** Start Given records **

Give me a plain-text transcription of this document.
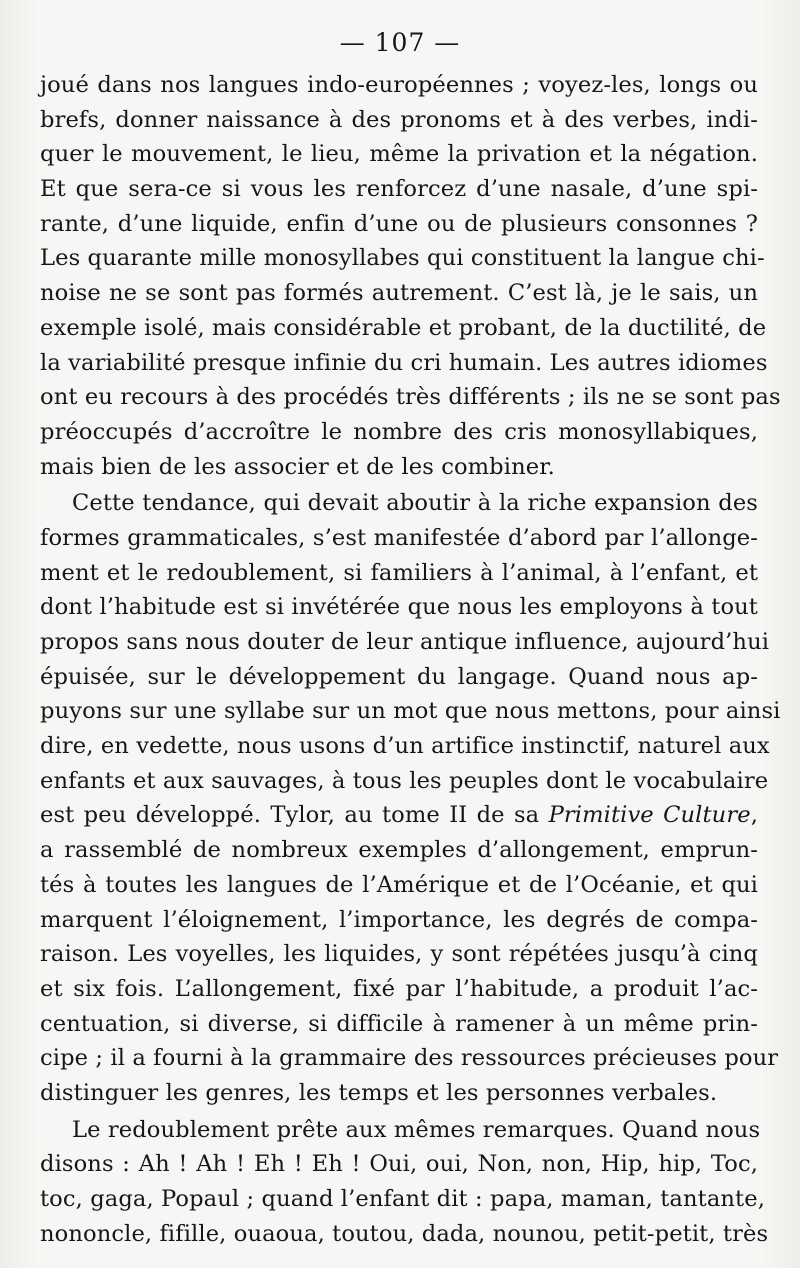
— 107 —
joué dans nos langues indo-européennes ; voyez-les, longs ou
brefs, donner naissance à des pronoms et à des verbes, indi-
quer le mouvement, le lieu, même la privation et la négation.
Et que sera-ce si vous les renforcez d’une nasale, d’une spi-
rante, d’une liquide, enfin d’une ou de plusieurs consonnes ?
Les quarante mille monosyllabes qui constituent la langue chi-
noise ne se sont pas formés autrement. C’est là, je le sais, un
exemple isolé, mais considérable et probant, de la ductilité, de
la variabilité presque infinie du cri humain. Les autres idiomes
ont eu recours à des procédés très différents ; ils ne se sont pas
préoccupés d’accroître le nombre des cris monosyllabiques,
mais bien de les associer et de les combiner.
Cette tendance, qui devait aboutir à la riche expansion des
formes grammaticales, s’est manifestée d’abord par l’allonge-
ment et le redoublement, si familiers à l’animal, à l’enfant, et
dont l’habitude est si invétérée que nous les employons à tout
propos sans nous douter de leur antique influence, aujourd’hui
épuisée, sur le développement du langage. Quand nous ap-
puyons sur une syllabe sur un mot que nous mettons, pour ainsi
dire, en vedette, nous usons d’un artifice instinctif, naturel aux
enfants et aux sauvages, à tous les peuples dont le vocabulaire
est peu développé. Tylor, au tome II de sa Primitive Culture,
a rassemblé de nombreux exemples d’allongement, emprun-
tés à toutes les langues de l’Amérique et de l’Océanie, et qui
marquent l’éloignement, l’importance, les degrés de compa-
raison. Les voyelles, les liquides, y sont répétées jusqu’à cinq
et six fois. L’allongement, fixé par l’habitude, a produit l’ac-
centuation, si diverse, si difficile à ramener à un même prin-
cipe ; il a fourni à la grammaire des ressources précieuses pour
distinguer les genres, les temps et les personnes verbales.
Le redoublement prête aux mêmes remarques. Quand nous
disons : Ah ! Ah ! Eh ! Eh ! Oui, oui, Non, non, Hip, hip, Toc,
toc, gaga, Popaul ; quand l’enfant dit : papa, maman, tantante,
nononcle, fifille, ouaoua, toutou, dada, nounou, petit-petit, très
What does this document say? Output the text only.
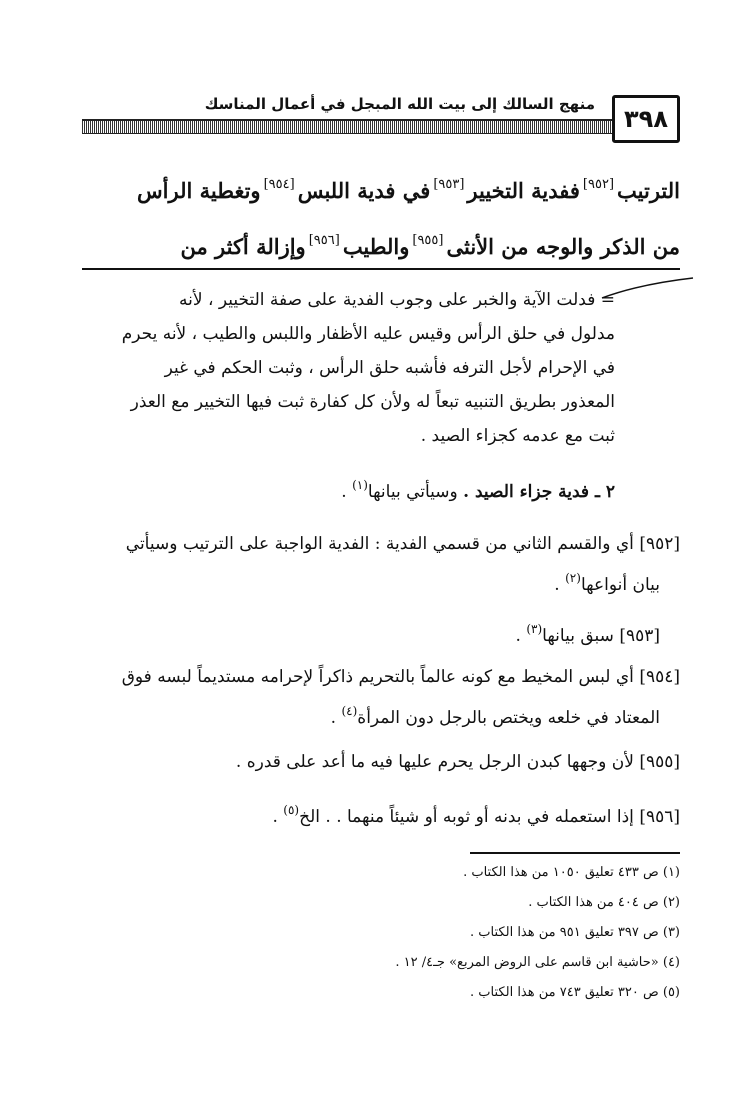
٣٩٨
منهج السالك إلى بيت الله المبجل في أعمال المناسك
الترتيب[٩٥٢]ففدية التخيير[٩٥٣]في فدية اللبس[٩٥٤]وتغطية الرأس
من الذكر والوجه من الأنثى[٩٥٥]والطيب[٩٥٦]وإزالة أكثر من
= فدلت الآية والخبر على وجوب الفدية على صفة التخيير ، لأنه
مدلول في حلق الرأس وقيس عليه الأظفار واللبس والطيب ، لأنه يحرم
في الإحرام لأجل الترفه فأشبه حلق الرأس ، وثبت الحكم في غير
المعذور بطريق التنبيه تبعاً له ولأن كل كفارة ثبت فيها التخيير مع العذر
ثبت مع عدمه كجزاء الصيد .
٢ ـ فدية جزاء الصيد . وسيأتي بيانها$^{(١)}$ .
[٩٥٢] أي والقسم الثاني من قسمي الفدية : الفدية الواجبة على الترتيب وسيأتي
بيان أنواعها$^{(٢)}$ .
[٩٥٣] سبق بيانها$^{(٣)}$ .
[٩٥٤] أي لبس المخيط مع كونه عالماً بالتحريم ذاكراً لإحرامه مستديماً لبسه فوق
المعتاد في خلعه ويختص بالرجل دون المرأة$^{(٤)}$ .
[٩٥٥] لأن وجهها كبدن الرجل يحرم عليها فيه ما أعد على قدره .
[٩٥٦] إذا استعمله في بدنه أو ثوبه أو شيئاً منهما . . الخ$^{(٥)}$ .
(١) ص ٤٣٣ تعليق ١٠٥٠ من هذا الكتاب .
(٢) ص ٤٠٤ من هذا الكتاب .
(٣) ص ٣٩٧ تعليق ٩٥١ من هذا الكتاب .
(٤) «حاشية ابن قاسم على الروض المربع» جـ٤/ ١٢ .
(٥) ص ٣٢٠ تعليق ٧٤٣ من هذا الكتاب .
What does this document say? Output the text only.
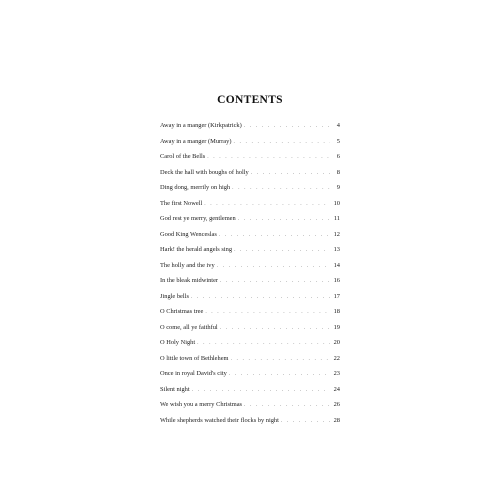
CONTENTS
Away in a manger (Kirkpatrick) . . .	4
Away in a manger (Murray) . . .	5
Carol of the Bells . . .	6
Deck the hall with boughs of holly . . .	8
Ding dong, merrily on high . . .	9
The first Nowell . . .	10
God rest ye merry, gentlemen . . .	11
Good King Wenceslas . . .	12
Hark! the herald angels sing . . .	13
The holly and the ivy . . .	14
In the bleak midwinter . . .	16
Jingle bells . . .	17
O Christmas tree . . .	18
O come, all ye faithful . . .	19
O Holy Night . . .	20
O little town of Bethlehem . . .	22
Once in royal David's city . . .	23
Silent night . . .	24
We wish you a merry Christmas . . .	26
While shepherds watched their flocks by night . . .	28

** End Given records **

**Brief:** Write out the whole listing exactly, and drop the pictures.

**Reply:**
Give me a plain-text transcription of this document.
— 107 —
joué dans nos langues indo-européennes ; voyez-les, longs ou
brefs, donner naissance à des pronoms et à des verbes, indi-
quer le mouvement, le lieu, même la privation et la négation.
Et que sera-ce si vous les renforcez d’une nasale, d’une spi-
rante, d’une liquide, enfin d’une ou de plusieurs consonnes ?
Les quarante mille monosyllabes qui constituent la langue chi-
noise ne se sont pas formés autrement. C’est là, je le sais, un
exemple isolé, mais considérable et probant, de la ductilité, de
la variabilité presque infinie du cri humain. Les autres idiomes
ont eu recours à des procédés très différents ; ils ne se sont pas
préoccupés d’accroître le nombre des cris monosyllabiques,
mais bien de les associer et de les combiner.
Cette tendance, qui devait aboutir à la riche expansion des
formes grammaticales, s’est manifestée d’abord par l’allonge-
ment et le redoublement, si familiers à l’animal, à l’enfant, et
dont l’habitude est si invétérée que nous les employons à tout
propos sans nous douter de leur antique influence, aujourd’hui
épuisée, sur le développement du langage. Quand nous ap-
puyons sur une syllabe sur un mot que nous mettons, pour ainsi
dire, en vedette, nous usons d’un artifice instinctif, naturel aux
enfants et aux sauvages, à tous les peuples dont le vocabulaire
est peu développé. Tylor, au tome II de sa Primitive Culture,
a rassemblé de nombreux exemples d’allongement, emprun-
tés à toutes les langues de l’Amérique et de l’Océanie, et qui
marquent l’éloignement, l’importance, les degrés de compa-
raison. Les voyelles, les liquides, y sont répétées jusqu’à cinq
et six fois. L’allongement, fixé par l’habitude, a produit l’ac-
centuation, si diverse, si difficile à ramener à un même prin-
cipe ; il a fourni à la grammaire des ressources précieuses pour
distinguer les genres, les temps et les personnes verbales.
Le redoublement prête aux mêmes remarques. Quand nous
disons : Ah ! Ah ! Eh ! Eh ! Oui, oui, Non, non, Hip, hip, Toc,
toc, gaga, Popaul ; quand l’enfant dit : papa, maman, tantante,
nononcle, fifille, ouaoua, toutou, dada, nounou, petit-petit, très
What does this document say? Output the text only.
٣٩٨
منهج السالك إلى بيت الله المبجل في أعمال المناسك
الترتيب[٩٥٢]ففدية التخيير[٩٥٣]في فدية اللبس[٩٥٤]وتغطية الرأس
من الذكر والوجه من الأنثى[٩٥٥]والطيب[٩٥٦]وإزالة أكثر من
= فدلت الآية والخبر على وجوب الفدية على صفة التخيير ، لأنه
مدلول في حلق الرأس وقيس عليه الأظفار واللبس والطيب ، لأنه يحرم
في الإحرام لأجل الترفه فأشبه حلق الرأس ، وثبت الحكم في غير
المعذور بطريق التنبيه تبعاً له ولأن كل كفارة ثبت فيها التخيير مع العذر
ثبت مع عدمه كجزاء الصيد .
٢ ـ فدية جزاء الصيد . وسيأتي بيانها$^{(١)}$ .
[٩٥٢] أي والقسم الثاني من قسمي الفدية : الفدية الواجبة على الترتيب وسيأتي
بيان أنواعها$^{(٢)}$ .
[٩٥٣] سبق بيانها$^{(٣)}$ .
[٩٥٤] أي لبس المخيط مع كونه عالماً بالتحريم ذاكراً لإحرامه مستديماً لبسه فوق
المعتاد في خلعه ويختص بالرجل دون المرأة$^{(٤)}$ .
[٩٥٥] لأن وجهها كبدن الرجل يحرم عليها فيه ما أعد على قدره .
[٩٥٦] إذا استعمله في بدنه أو ثوبه أو شيئاً منهما . . الخ$^{(٥)}$ .
(١) ص ٤٣٣ تعليق ١٠٥٠ من هذا الكتاب .
(٢) ص ٤٠٤ من هذا الكتاب .
(٣) ص ٣٩٧ تعليق ٩٥١ من هذا الكتاب .
(٤) «حاشية ابن قاسم على الروض المربع» جـ٤/ ١٢ .
(٥) ص ٣٢٠ تعليق ٧٤٣ من هذا الكتاب .
What does this document say? Output the text only.
CONTENTS
Away in a manger (Kirkpatrick) . . .	4
Away in a manger (Murray) . . .	5
Carol of the Bells . . .	6
Deck the hall with boughs of holly . . .	8
Ding dong, merrily on high . . .	9
The first Nowell . . .	10
God rest ye merry, gentlemen . . .	11
Good King Wenceslas . . .	12
Hark! the herald angels sing . . .	13
The holly and the ivy . . .	14
In the bleak midwinter . . .	16
Jingle bells . . .	17
O Christmas tree . . .	18
O come, all ye faithful . . .	19
O Holy Night . . .	20
O little town of Bethlehem . . .	22
Once in royal David's city . . .	23
Silent night . . .	24
We wish you a merry Christmas . . .	26
While shepherds watched their flocks by night . . .	28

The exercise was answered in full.